▶ [Requirement]: Take the material below and retype it in full; pictures are left out.

===== Data lines =====

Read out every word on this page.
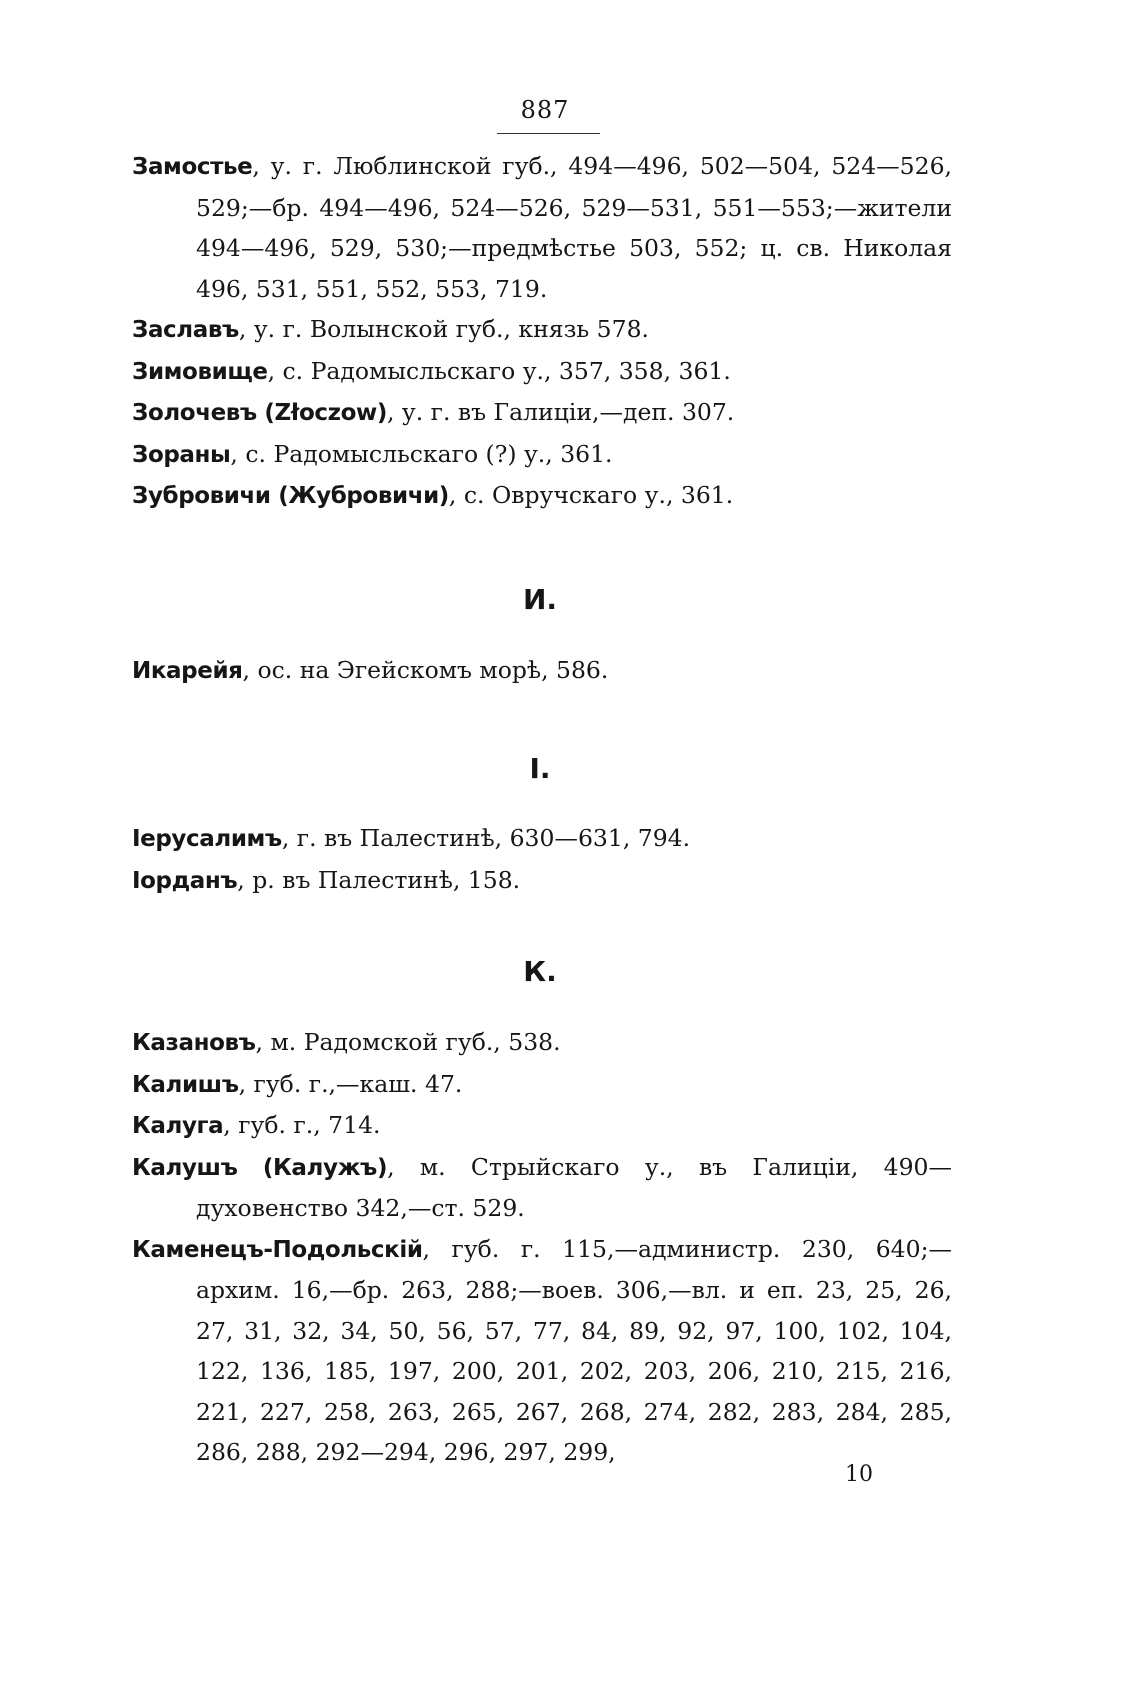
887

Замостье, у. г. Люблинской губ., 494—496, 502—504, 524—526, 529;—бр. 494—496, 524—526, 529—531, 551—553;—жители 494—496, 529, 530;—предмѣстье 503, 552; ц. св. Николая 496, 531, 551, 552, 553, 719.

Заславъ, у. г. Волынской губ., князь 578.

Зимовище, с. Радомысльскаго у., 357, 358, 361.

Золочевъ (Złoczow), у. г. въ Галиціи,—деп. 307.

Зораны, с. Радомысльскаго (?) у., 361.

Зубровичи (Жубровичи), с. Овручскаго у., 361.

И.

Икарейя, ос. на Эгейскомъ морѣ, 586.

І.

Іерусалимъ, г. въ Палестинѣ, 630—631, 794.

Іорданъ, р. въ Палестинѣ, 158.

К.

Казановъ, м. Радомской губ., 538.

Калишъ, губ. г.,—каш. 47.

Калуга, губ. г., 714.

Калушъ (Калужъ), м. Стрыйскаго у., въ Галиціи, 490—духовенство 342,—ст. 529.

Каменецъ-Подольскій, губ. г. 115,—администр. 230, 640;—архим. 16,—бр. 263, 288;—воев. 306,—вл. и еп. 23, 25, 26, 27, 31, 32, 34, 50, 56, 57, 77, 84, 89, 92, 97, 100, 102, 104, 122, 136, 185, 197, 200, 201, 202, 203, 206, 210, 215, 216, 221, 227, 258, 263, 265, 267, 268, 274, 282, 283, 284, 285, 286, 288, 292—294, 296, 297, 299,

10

=====

▶ [Complete answer]:
Read out every word on this page.
887

Замостье, у. г. Люблинской губ., 494—496, 502—504, 524—526, 529;—бр. 494—496, 524—526, 529—531, 551—553;—жители 494—496, 529, 530;—предмѣстье 503, 552; ц. св. Николая 496, 531, 551, 552, 553, 719.

Заславъ, у. г. Волынской губ., князь 578.

Зимовище, с. Радомысльскаго у., 357, 358, 361.

Золочевъ (Złoczow), у. г. въ Галиціи,—деп. 307.

Зораны, с. Радомысльскаго (?) у., 361.

Зубровичи (Жубровичи), с. Овручскаго у., 361.

И.

Икарейя, ос. на Эгейскомъ морѣ, 586.

І.

Іерусалимъ, г. въ Палестинѣ, 630—631, 794.

Іорданъ, р. въ Палестинѣ, 158.

К.

Казановъ, м. Радомской губ., 538.

Калишъ, губ. г.,—каш. 47.

Калуга, губ. г., 714.

Калушъ (Калужъ), м. Стрыйскаго у., въ Галиціи, 490—духовенство 342,—ст. 529.

Каменецъ-Подольскій, губ. г. 115,—администр. 230, 640;—архим. 16,—бр. 263, 288;—воев. 306,—вл. и еп. 23, 25, 26, 27, 31, 32, 34, 50, 56, 57, 77, 84, 89, 92, 97, 100, 102, 104, 122, 136, 185, 197, 200, 201, 202, 203, 206, 210, 215, 216, 221, 227, 258, 263, 265, 267, 268, 274, 282, 283, 284, 285, 286, 288, 292—294, 296, 297, 299,

10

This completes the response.